── Исходный отрывок ──

Но я думаю, как много кругом несчастья, как много бедствующих, болящих, как много на свете несчастливых, особенно в последние смертоносные годы. В такову печаль упал и лежит род человеческий, особливо сынове российские, что в полку сих страдающих спокойнее быть для совести своей..."

Совесть всегда подпирала Шергина, и определял он течение жизни по Божиим заповедям. А натура, оказывается, не замирает, и, окованная знанием отеческим, она волнуется и чувствует до гробовой доски, но не коснеет, устало засыпая от старости.

Как бы хорошо в монастырской келеице уряжену, ухожену быть любимой братией. Отправился Шергин в Сергиев Посад проситься за стены. Поговорил со старцем, и тот, покачав головою, отказал в приюте: "Нельзя вам, Борис Викторович, в монашество. Ещё рано. Многочувственный вы человек..." А ведь смерть уже стояла за порогом... Старец расчувствовал в просителе сокровенное, что писатель прятал от самого себя. Выросший в богомольной семье, Шергин, не будучи безверным, однако истиха поменял Бога вышняго на живую природу, наделив её чувствами, страстями и неугасимым разумом.

───
── Сохранённые данные ──

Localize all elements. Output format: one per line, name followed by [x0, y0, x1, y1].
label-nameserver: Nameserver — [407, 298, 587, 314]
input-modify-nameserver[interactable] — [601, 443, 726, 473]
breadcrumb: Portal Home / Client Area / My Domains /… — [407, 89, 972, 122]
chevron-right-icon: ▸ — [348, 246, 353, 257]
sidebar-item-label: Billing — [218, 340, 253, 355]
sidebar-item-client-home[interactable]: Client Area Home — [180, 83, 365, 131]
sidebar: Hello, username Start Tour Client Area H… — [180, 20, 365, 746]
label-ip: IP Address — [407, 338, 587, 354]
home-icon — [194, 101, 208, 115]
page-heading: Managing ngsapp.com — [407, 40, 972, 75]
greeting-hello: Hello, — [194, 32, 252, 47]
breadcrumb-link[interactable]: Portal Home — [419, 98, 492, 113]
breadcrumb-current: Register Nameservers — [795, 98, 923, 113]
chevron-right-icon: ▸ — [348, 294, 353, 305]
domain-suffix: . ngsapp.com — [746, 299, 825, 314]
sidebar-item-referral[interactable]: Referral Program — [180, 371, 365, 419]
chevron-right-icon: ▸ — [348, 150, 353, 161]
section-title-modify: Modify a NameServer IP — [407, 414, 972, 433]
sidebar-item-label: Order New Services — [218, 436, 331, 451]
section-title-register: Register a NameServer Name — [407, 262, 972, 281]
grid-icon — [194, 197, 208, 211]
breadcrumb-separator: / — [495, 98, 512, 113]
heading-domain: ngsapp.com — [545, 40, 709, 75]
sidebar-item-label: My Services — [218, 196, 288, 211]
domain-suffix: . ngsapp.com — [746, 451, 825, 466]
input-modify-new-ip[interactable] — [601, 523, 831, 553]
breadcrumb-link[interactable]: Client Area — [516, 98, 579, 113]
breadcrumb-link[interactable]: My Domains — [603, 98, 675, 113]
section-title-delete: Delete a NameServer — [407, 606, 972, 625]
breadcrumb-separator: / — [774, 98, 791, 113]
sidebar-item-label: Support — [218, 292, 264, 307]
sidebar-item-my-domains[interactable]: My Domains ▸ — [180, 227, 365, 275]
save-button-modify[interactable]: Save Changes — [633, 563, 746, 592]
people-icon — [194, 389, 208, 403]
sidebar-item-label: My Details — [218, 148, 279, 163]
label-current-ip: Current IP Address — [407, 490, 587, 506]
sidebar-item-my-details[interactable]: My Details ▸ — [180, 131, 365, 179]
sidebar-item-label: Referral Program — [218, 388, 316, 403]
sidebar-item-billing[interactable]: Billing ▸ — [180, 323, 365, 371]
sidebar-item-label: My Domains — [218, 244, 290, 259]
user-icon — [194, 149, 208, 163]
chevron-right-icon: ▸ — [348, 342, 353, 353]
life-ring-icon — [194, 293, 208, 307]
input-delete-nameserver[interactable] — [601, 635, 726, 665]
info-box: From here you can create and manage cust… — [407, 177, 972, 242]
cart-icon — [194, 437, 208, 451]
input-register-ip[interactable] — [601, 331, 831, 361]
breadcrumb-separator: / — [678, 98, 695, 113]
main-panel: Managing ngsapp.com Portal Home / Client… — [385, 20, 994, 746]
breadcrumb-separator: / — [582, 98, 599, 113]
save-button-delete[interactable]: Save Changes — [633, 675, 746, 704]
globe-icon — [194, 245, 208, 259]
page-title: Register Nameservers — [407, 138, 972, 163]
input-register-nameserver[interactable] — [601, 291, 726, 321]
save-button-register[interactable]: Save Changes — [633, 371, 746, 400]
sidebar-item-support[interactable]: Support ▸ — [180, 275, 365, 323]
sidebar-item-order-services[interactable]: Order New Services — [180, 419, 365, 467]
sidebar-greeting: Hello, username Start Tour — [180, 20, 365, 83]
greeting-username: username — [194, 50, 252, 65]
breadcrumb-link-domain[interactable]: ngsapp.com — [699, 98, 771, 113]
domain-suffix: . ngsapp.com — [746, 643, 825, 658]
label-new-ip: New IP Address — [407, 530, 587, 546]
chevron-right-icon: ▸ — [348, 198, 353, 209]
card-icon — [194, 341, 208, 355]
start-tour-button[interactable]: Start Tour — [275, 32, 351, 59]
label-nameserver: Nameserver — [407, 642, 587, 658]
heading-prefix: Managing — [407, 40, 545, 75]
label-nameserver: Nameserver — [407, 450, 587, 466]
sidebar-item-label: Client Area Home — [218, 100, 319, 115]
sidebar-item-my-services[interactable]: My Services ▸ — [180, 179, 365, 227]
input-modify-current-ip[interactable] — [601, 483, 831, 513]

───

Задание 1: Перечислите всё, чем, согласно отрывку о Шергине, писатель наделил живую природу.
Задание 2: Повторите отрывок о Шергине без изменений: начните с места, где стоят слова «Совесть всегда подпирала», и остановитесь после слов «и неугасимым разумом.».

Разбор решения 1: Чувства, страсти и неугасимый разум.

Разбор решения 2:
Совесть всегда подпирала Шергина, и определял он течение жизни по Божиим заповедям. А натура, оказывается, не замирает, и, окованная знанием отеческим, она волнуется и чувствует до гробовой доски, но не коснеет, устало засыпая от старости.

Как бы хорошо в монастырской келеице уряжену, ухожену быть любимой братией. Отправился Шергин в Сергиев Посад проситься за стены. Поговорил со старцем, и тот, покачав головою, отказал в приюте: "Нельзя вам, Борис Викторович, в монашество. Ещё рано. Многочувственный вы человек..." А ведь смерть уже стояла за порогом... Старец расчувствовал в просителе сокровенное, что писатель прятал от самого себя. Выросший в богомольной семье, Шергин, не будучи безверным, однако истиха поменял Бога вышняго на живую природу, наделив её чувствами, страстями и неугасимым разумом.